» **TASK PROMPT**: Write out all of the lines below, exactly and completely.

» **SUPPLIED ENTRIES**:
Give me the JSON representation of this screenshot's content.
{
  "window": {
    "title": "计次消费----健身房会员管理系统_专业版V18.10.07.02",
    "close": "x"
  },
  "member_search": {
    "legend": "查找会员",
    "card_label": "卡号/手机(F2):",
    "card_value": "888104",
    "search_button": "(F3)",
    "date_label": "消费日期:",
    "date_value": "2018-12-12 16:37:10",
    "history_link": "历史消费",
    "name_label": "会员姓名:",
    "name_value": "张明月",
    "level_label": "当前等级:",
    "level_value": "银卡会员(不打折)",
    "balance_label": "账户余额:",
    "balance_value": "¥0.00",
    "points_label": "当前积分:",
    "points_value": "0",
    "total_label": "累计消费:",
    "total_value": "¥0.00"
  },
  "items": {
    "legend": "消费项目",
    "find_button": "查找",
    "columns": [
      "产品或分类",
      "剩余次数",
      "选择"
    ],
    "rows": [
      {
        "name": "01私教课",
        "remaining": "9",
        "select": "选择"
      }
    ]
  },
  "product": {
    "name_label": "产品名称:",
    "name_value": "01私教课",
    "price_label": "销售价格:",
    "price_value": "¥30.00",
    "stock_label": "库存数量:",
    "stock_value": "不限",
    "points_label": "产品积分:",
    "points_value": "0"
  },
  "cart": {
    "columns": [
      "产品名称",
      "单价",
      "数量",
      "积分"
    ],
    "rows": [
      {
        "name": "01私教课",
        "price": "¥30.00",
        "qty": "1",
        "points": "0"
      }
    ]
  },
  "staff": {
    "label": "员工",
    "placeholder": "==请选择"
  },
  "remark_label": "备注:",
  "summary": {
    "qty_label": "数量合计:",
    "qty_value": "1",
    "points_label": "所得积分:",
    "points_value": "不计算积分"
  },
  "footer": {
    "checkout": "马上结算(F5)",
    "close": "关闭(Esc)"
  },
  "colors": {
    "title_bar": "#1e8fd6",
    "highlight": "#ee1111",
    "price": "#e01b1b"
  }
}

» **FINISHED ANSWER**:
Give me the JSON representation of this screenshot's content.
{
  "window": {
    "title": "计次消费----健身房会员管理系统_专业版V18.10.07.02",
    "close": "x"
  },
  "member_search": {
    "legend": "查找会员",
    "card_label": "卡号/手机(F2):",
    "card_value": "888104",
    "search_button": "(F3)",
    "date_label": "消费日期:",
    "date_value": "2018-12-12 16:37:10",
    "history_link": "历史消费",
    "name_label": "会员姓名:",
    "name_value": "张明月",
    "level_label": "当前等级:",
    "level_value": "银卡会员(不打折)",
    "balance_label": "账户余额:",
    "balance_value": "¥0.00",
    "points_label": "当前积分:",
    "points_value": "0",
    "total_label": "累计消费:",
    "total_value": "¥0.00"
  },
  "items": {
    "legend": "消费项目",
    "find_button": "查找",
    "columns": [
      "产品或分类",
      "剩余次数",
      "选择"
    ],
    "rows": [
      {
        "name": "01私教课",
        "remaining": "9",
        "select": "选择"
      }
    ]
  },
  "product": {
    "name_label": "产品名称:",
    "name_value": "01私教课",
    "price_label": "销售价格:",
    "price_value": "¥30.00",
    "stock_label": "库存数量:",
    "stock_value": "不限",
    "points_label": "产品积分:",
    "points_value": "0"
  },
  "cart": {
    "columns": [
      "产品名称",
      "单价",
      "数量",
      "积分"
    ],
    "rows": [
      {
        "name": "01私教课",
        "price": "¥30.00",
        "qty": "1",
        "points": "0"
      }
    ]
  },
  "staff": {
    "label": "员工",
    "placeholder": "==请选择"
  },
  "remark_label": "备注:",
  "summary": {
    "qty_label": "数量合计:",
    "qty_value": "1",
    "points_label": "所得积分:",
    "points_value": "不计算积分"
  },
  "footer": {
    "checkout": "马上结算(F5)",
    "close": "关闭(Esc)"
  },
  "colors": {
    "title_bar": "#1e8fd6",
    "highlight": "#ee1111",
    "price": "#e01b1b"
  }
}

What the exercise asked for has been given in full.